Stored dataset items

----

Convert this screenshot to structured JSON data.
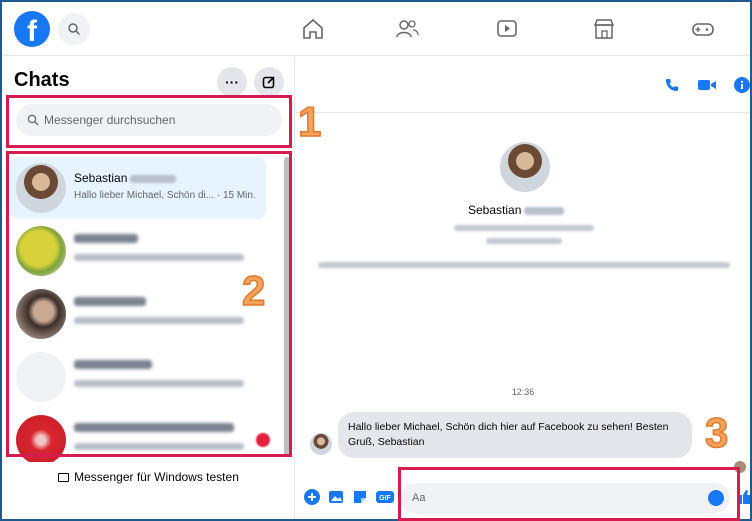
{
  "nav": {
    "logo": "f",
    "search_icon": "search-icon",
    "icons": [
      "home-icon",
      "friends-icon",
      "watch-icon",
      "marketplace-icon",
      "gaming-icon"
    ]
  },
  "sidebar": {
    "title": "Chats",
    "more_label": "···",
    "search_placeholder": "Messenger durchsuchen",
    "chats": [
      {
        "name": "Sebastian",
        "snippet": "Hallo lieber Michael, Schön di... · 15 Min.",
        "active": true
      }
    ],
    "windows_button": "Messenger für Windows testen"
  },
  "conversation": {
    "profile_name": "Sebastian",
    "timestamp": "12:36",
    "message": "Hallo lieber Michael, Schön dich hier auf Facebook zu sehen! Besten Gruß, Sebastian",
    "input_placeholder": "Aa"
  },
  "annotations": {
    "one": "1",
    "two": "2",
    "three": "3"
  },
  "colors": {
    "brand": "#1877f2",
    "highlight": "#d81b4f",
    "number": "#f5a35c",
    "active_chat": "#e7f3ff"
  }
}
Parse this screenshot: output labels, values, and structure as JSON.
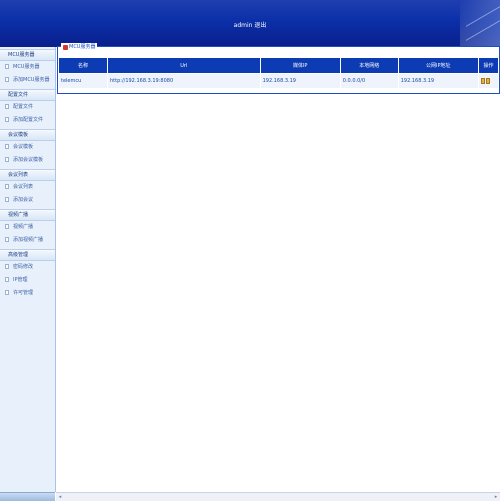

----

What you are asked to do
Copy all the entries word for word. Omit any pictures.

Task answer
Convert this screenshot to structured JSON data.
{
  "nav": {
    "logo": "f",
    "search_icon": "search-icon",
    "icons": [
      "home-icon",
      "friends-icon",
      "watch-icon",
      "marketplace-icon",
      "gaming-icon"
    ]
  },
  "sidebar": {
    "title": "Chats",
    "more_label": "···",
    "search_placeholder": "Messenger durchsuchen",
    "chats": [
      {
        "name": "Sebastian",
        "snippet": "Hallo lieber Michael, Schön di... · 15 Min.",
        "active": true
      }
    ],
    "windows_button": "Messenger für Windows testen"
  },
  "conversation": {
    "profile_name": "Sebastian",
    "timestamp": "12:36",
    "message": "Hallo lieber Michael, Schön dich hier auf Facebook zu sehen! Besten Gruß, Sebastian",
    "input_placeholder": "Aa"
  },
  "annotations": {
    "one": "1",
    "two": "2",
    "three": "3"
  },
  "colors": {
    "brand": "#1877f2",
    "highlight": "#d81b4f",
    "number": "#f5a35c",
    "active_chat": "#e7f3ff"
  }
}
Parse this screenshot: output labels, values, and structure as JSON.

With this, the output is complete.